SHORT EXERCISE: For the listing below, give the number of lines in which "color" occurs. Add nothing.
• • • • •
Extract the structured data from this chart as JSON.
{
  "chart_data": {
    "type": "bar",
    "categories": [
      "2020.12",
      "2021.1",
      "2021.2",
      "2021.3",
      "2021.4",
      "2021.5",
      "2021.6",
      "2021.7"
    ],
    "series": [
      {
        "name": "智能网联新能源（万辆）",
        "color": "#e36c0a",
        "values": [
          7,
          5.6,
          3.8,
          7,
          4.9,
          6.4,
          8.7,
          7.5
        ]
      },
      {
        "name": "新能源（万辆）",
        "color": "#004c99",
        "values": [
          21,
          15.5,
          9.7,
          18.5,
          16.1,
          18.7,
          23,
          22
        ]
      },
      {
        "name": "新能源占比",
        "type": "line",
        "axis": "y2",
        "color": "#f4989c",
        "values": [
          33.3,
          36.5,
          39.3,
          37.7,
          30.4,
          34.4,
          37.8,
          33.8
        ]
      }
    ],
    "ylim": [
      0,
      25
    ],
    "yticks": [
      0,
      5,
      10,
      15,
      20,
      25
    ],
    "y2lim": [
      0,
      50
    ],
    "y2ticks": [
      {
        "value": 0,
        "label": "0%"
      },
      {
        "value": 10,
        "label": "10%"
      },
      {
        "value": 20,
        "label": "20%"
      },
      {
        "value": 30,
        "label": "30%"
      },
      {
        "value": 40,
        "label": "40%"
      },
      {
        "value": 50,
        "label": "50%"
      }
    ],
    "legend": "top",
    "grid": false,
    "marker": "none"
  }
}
• • • • •
TASK RESPONSE: 3